How many lines in the records below contain the string "elements", matching case? Reply with the number alone.

[Records from a dataset]
::::

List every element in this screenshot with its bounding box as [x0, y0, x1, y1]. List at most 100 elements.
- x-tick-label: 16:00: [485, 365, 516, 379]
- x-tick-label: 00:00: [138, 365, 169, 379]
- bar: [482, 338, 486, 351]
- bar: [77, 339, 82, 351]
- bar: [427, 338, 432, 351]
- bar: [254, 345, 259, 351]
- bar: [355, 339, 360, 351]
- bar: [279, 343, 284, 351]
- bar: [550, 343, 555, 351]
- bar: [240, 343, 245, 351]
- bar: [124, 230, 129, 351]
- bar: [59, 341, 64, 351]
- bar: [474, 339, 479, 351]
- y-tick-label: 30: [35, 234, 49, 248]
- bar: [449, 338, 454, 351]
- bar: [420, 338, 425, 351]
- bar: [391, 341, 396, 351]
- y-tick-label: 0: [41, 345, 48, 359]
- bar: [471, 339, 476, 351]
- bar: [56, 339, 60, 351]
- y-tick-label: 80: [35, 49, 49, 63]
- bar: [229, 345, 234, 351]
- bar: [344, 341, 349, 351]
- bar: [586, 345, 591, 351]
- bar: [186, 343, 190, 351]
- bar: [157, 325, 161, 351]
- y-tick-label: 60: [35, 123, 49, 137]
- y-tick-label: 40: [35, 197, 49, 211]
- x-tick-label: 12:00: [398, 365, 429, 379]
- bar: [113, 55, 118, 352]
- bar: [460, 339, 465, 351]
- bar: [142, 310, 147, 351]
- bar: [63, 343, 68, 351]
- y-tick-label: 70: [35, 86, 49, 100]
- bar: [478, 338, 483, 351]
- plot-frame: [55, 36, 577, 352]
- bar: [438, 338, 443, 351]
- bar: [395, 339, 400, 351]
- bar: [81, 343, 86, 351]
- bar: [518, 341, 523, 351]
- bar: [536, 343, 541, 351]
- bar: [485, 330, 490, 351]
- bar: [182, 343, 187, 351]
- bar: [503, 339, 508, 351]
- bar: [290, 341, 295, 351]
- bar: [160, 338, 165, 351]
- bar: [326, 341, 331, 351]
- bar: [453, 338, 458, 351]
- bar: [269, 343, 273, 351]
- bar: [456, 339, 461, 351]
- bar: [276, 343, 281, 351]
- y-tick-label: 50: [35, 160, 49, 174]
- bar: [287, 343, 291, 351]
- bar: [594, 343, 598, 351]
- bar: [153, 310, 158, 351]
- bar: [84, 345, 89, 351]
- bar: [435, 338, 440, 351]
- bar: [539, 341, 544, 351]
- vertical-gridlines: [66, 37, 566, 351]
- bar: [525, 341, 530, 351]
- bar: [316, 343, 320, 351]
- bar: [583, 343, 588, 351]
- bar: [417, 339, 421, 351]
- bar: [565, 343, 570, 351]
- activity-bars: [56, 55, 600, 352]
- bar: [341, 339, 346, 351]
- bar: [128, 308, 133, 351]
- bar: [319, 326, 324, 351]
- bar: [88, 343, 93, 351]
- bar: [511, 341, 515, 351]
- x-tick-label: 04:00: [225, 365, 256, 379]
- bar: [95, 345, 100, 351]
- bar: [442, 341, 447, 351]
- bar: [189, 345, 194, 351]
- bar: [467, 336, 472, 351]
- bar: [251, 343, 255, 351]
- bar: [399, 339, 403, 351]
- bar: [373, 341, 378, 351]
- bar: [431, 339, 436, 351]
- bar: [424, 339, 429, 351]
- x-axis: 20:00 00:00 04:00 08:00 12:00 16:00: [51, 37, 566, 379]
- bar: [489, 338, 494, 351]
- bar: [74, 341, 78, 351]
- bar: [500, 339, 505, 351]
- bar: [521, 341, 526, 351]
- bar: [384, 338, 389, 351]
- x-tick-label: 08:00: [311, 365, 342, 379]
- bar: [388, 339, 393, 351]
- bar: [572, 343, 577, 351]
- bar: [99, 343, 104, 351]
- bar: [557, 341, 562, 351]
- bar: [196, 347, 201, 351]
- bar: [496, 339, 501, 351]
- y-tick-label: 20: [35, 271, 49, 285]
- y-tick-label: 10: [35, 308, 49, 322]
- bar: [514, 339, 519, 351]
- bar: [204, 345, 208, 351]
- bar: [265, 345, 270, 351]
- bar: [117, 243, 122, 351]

::::

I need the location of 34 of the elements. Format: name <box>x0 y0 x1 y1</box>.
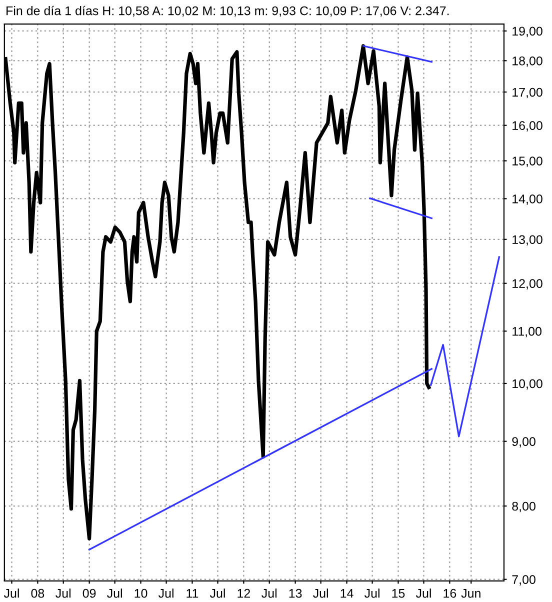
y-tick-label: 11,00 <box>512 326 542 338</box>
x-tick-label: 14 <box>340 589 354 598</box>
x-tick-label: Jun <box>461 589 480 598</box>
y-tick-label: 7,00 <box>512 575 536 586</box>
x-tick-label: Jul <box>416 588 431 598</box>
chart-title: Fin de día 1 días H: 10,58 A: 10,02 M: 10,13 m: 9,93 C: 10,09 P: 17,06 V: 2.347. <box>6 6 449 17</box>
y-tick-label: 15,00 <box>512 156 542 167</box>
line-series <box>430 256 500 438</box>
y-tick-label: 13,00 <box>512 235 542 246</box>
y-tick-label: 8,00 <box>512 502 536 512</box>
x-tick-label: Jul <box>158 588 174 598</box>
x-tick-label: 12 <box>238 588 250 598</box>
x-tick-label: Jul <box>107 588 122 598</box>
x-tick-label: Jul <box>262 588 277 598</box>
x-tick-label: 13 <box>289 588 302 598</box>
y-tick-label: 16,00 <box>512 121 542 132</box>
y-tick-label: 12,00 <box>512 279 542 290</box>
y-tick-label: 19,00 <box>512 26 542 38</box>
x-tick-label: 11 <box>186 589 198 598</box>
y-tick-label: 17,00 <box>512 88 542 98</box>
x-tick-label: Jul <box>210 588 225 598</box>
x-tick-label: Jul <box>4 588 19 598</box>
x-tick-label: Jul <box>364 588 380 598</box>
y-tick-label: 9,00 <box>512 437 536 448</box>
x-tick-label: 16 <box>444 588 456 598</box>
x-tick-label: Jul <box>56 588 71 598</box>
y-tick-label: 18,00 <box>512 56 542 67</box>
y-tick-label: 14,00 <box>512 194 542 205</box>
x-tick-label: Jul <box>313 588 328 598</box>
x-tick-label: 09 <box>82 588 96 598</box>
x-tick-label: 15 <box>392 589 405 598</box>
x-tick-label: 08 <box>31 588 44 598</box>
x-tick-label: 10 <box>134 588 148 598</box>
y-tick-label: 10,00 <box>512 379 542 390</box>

::::

● **ANSWER TO THIS PROBLEM**
2